Given request: Work out the number of lines containing "bosqichda". Answer with nothing but that number.

Records shown:
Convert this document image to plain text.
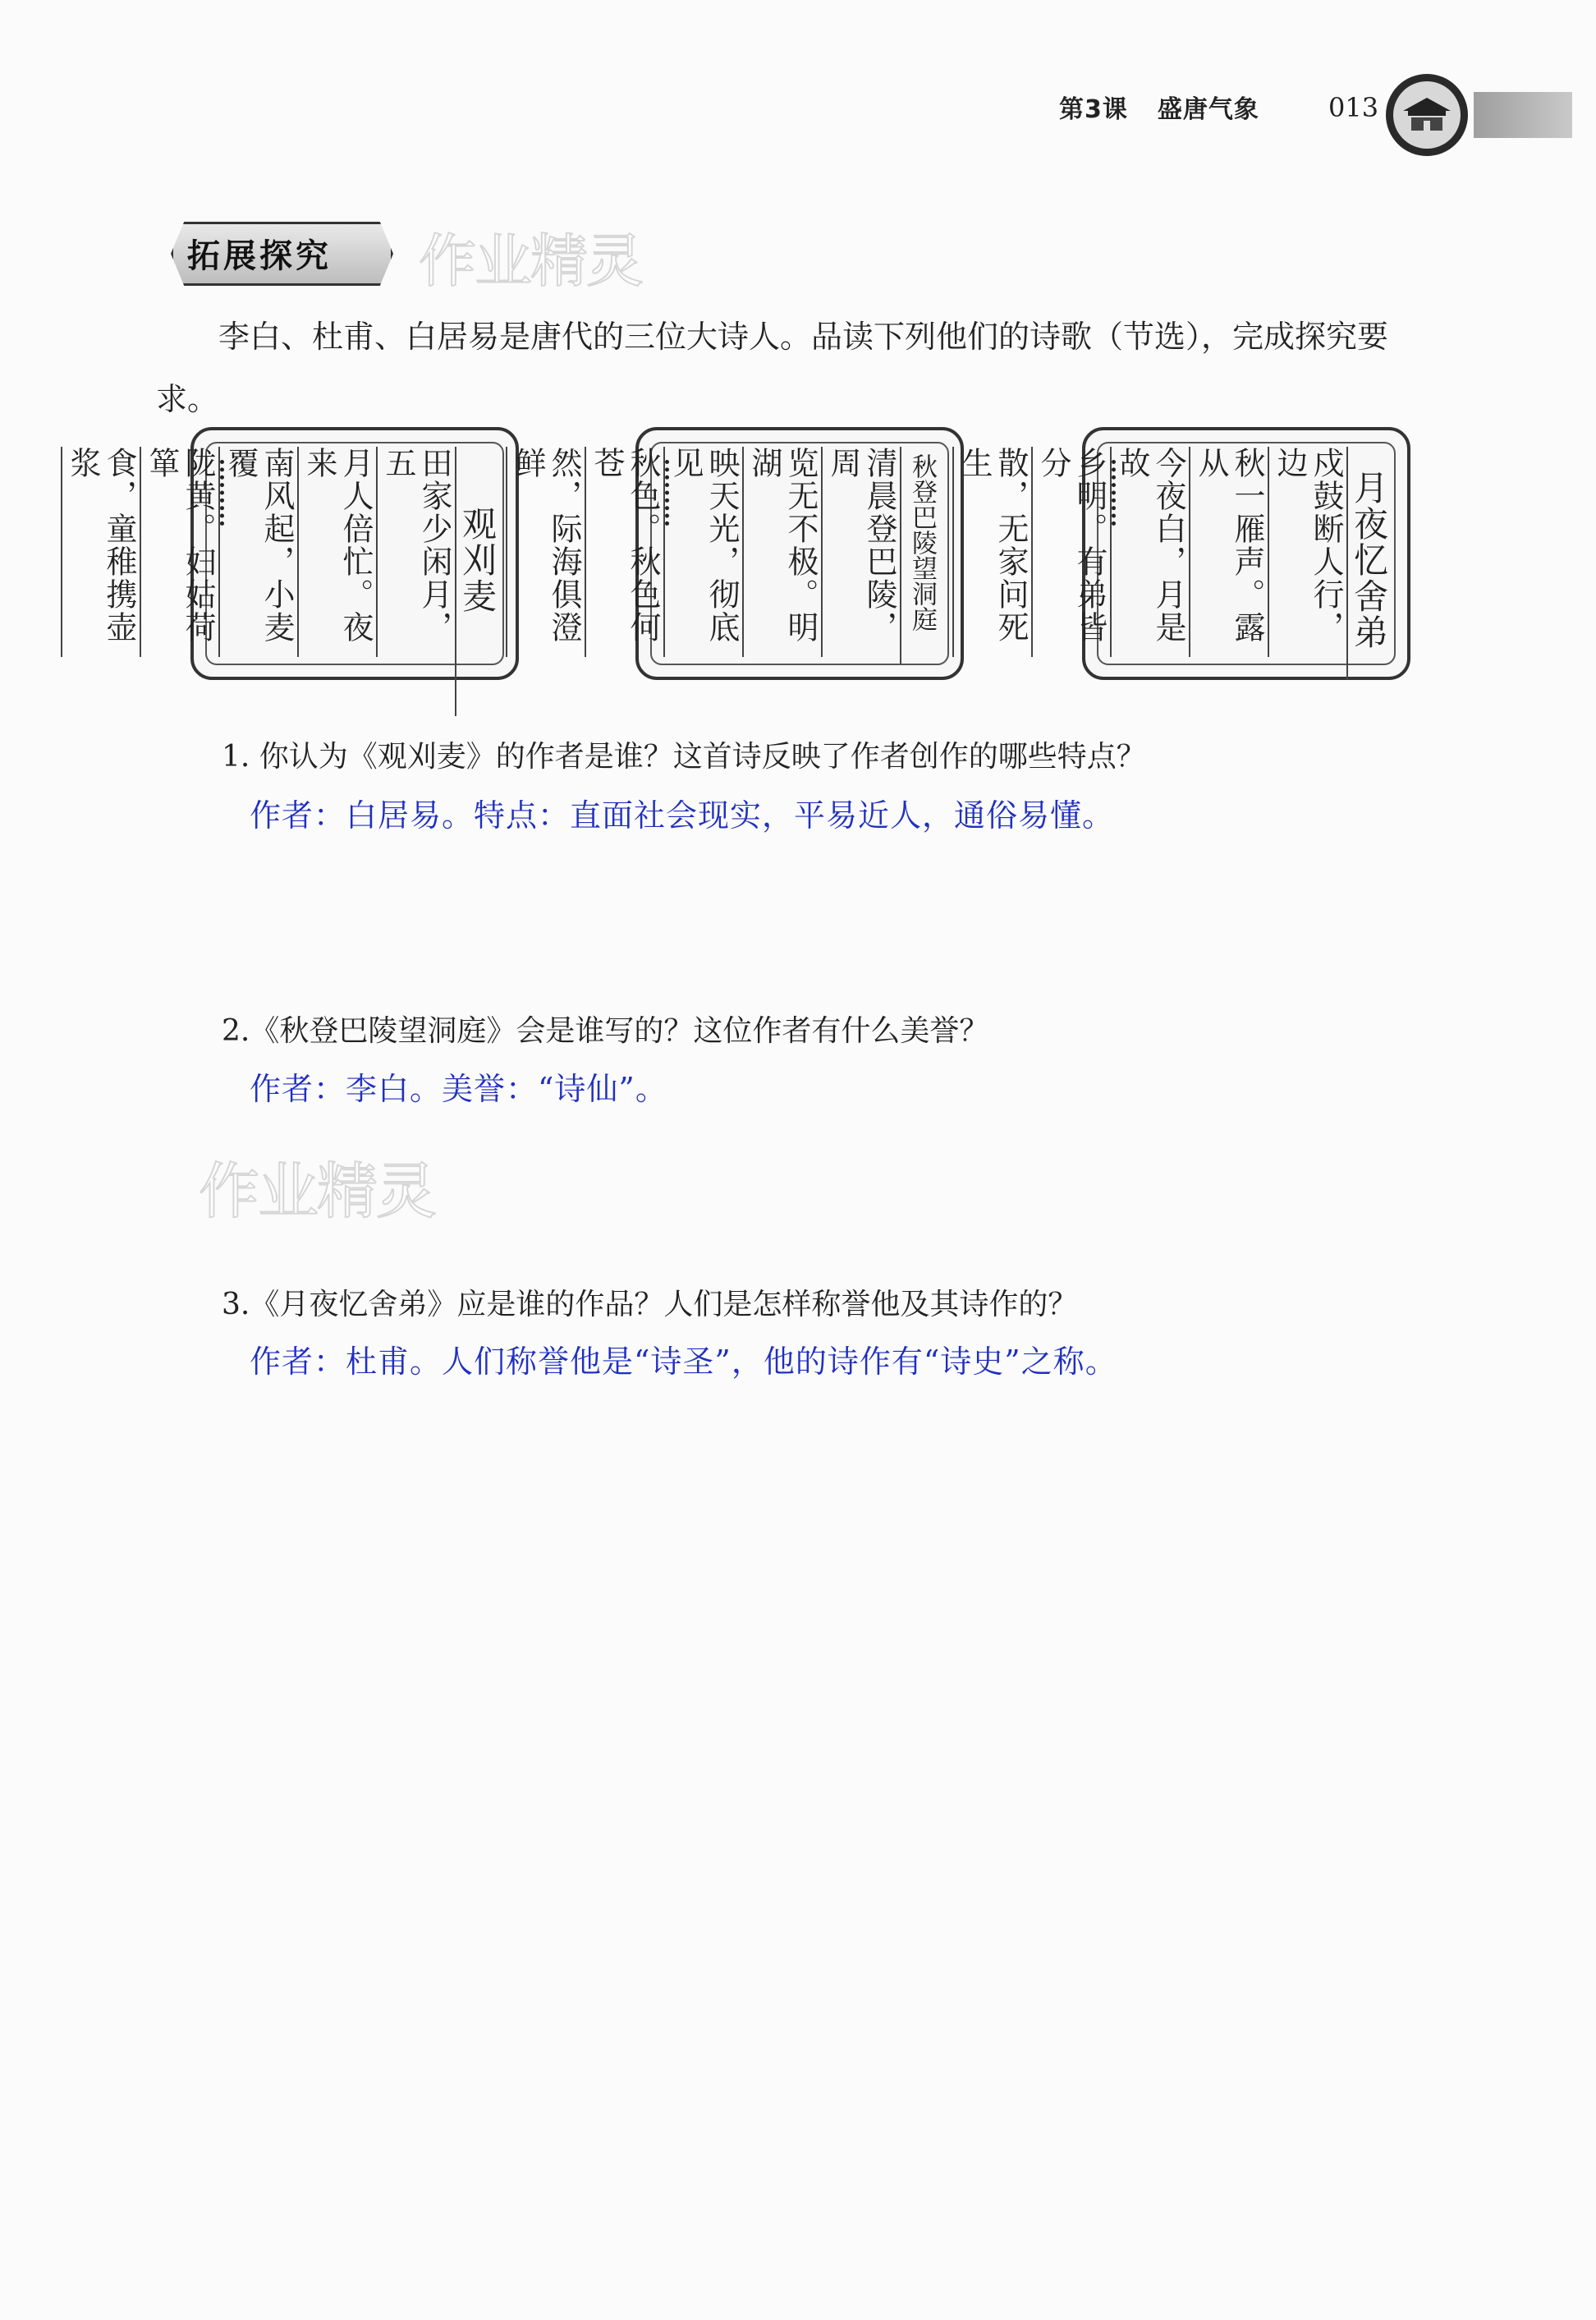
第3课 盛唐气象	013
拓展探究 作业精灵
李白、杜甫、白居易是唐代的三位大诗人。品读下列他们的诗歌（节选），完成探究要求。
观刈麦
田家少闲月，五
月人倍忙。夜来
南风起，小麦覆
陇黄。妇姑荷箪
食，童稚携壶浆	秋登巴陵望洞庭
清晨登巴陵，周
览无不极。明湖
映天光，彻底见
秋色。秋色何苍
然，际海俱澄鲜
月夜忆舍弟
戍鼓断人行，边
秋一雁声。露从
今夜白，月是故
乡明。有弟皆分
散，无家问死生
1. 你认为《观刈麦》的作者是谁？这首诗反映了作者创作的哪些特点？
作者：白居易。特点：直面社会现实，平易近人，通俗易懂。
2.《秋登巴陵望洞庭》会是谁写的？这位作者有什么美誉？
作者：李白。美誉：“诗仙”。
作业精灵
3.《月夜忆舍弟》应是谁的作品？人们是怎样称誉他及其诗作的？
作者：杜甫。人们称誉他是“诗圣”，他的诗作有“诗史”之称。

...

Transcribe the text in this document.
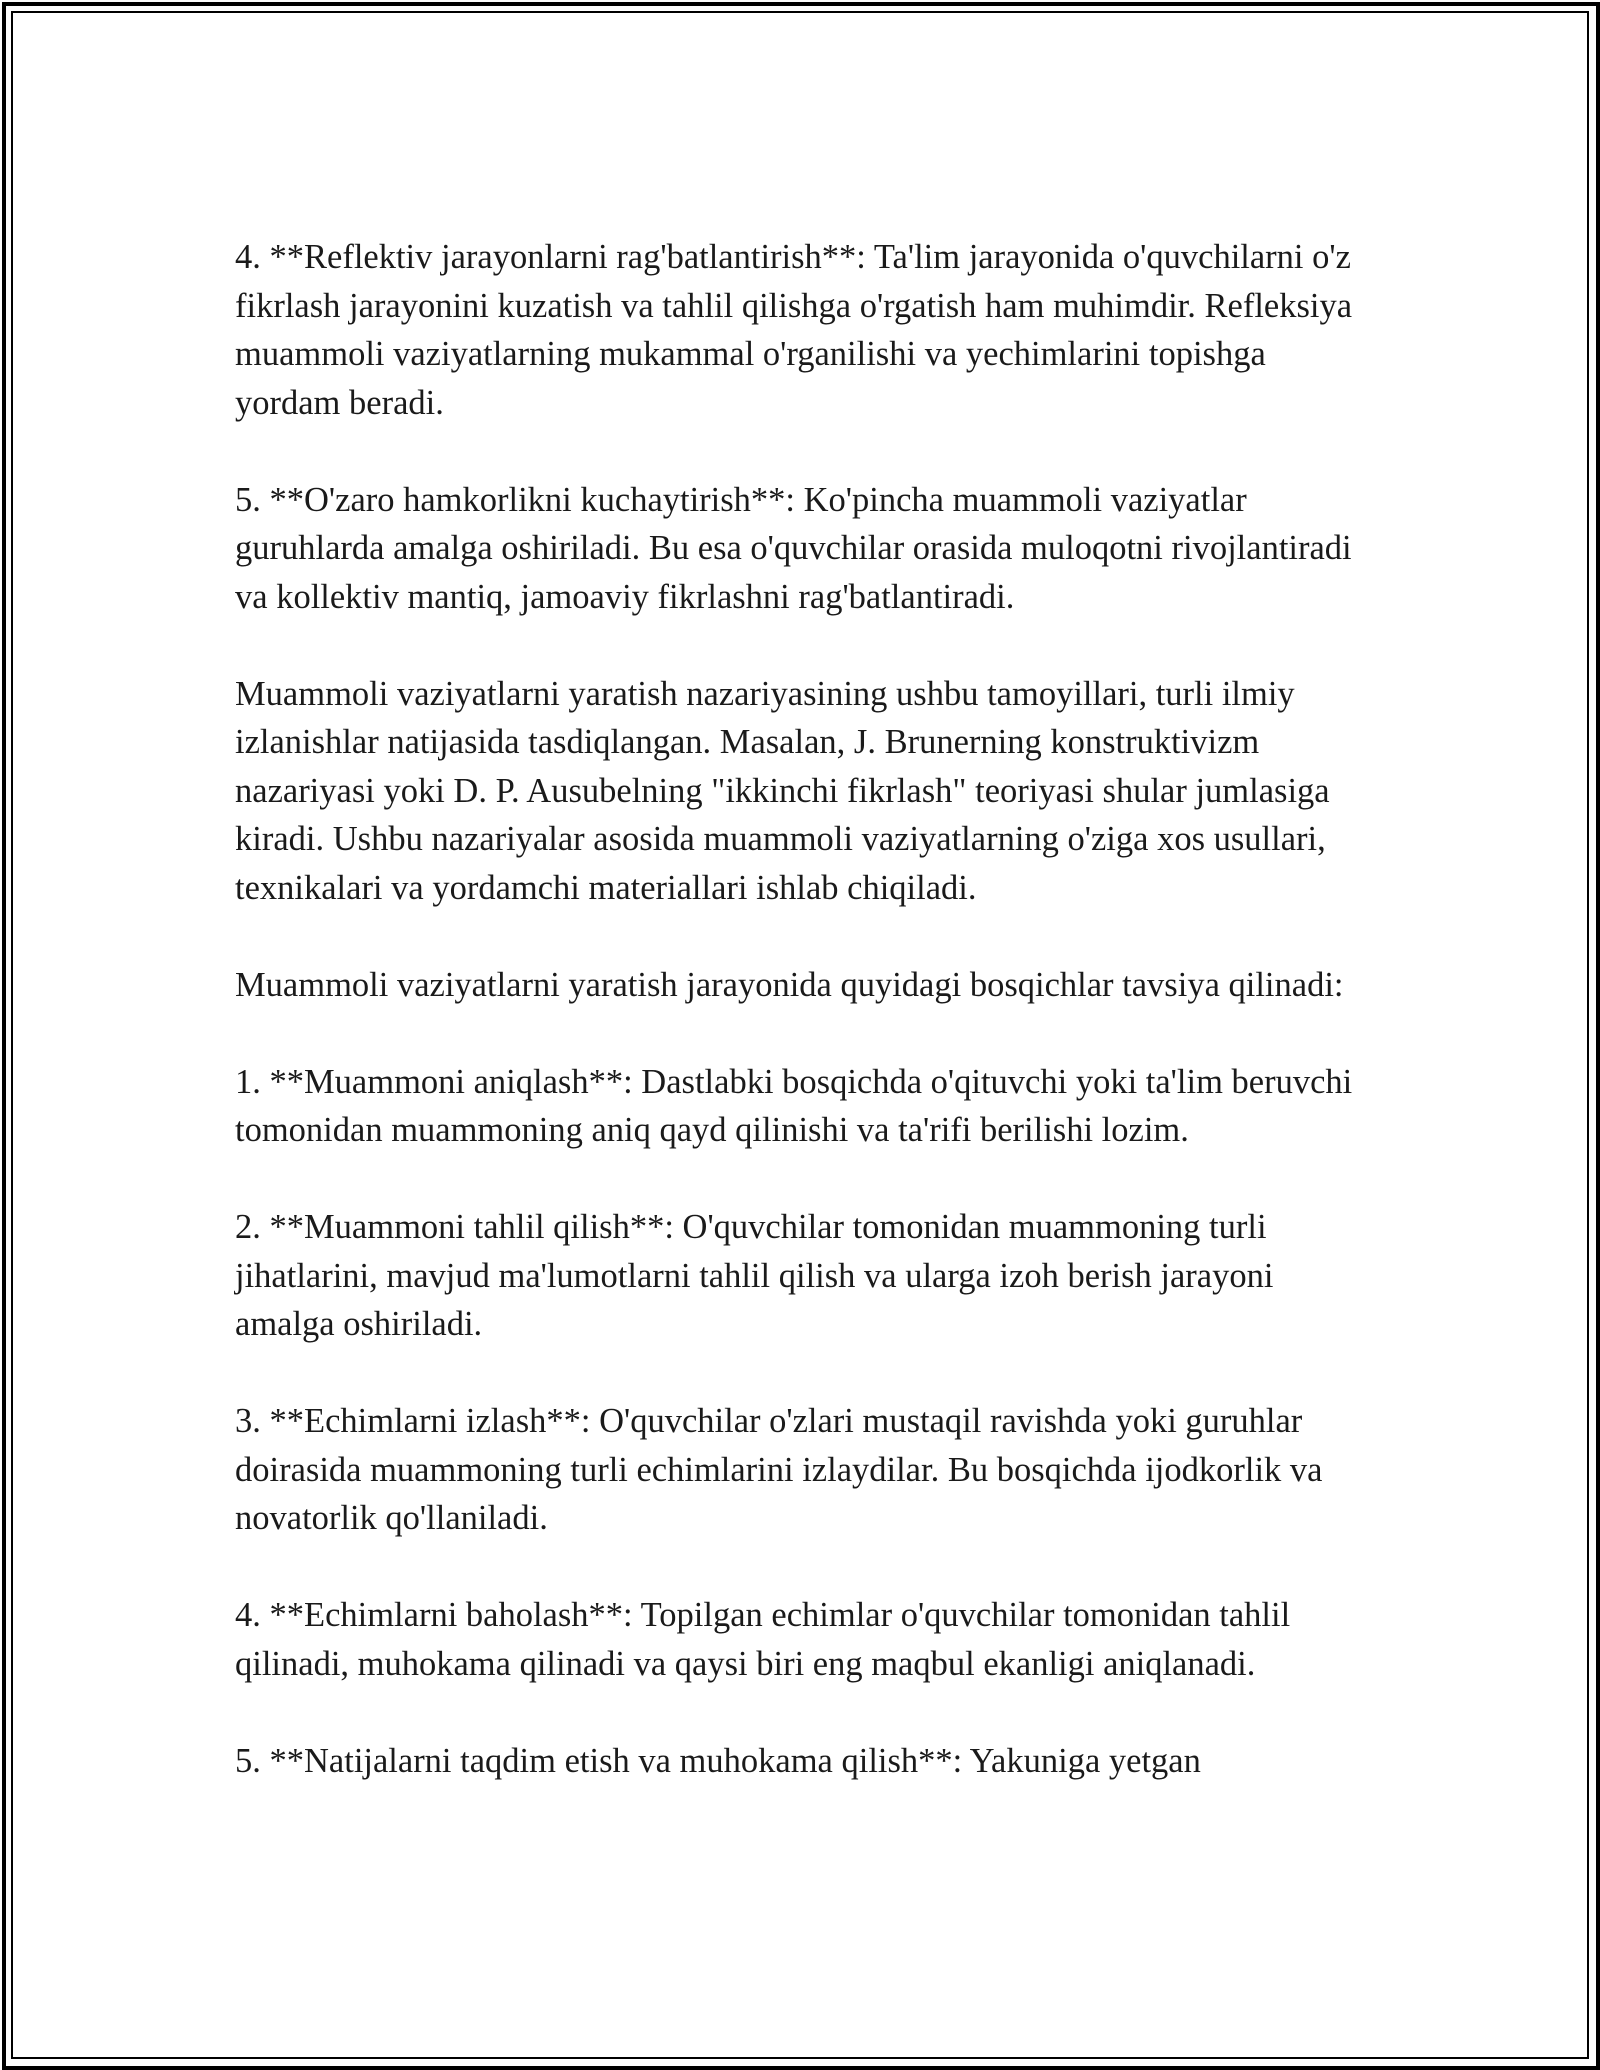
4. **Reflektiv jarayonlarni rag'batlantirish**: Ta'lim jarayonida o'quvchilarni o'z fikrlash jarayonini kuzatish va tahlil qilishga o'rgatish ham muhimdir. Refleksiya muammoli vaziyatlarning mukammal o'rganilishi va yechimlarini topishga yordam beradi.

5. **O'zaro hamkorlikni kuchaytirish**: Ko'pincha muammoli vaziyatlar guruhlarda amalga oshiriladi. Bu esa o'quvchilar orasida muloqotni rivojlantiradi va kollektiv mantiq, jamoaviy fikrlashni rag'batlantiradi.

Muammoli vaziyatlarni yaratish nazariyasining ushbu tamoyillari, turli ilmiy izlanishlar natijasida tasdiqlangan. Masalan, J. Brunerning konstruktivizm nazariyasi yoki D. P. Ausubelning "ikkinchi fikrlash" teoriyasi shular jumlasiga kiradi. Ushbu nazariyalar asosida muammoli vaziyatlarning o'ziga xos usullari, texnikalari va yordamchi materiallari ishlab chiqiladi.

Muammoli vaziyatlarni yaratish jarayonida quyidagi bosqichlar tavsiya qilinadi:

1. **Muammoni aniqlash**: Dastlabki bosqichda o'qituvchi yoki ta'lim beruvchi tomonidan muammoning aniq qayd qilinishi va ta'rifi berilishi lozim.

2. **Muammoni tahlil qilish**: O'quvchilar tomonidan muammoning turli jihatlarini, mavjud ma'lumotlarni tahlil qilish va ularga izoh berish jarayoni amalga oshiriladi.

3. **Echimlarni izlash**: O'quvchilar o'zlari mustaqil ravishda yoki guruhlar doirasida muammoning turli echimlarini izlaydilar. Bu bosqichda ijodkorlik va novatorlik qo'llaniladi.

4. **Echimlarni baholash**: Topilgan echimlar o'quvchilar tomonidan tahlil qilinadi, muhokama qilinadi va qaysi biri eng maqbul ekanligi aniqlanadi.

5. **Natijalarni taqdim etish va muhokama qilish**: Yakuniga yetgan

---

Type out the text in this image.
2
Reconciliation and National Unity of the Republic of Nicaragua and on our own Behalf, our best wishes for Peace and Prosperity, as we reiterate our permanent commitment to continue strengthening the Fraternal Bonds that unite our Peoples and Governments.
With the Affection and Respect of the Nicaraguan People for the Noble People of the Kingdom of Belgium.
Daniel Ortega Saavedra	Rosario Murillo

Exercise answer: 2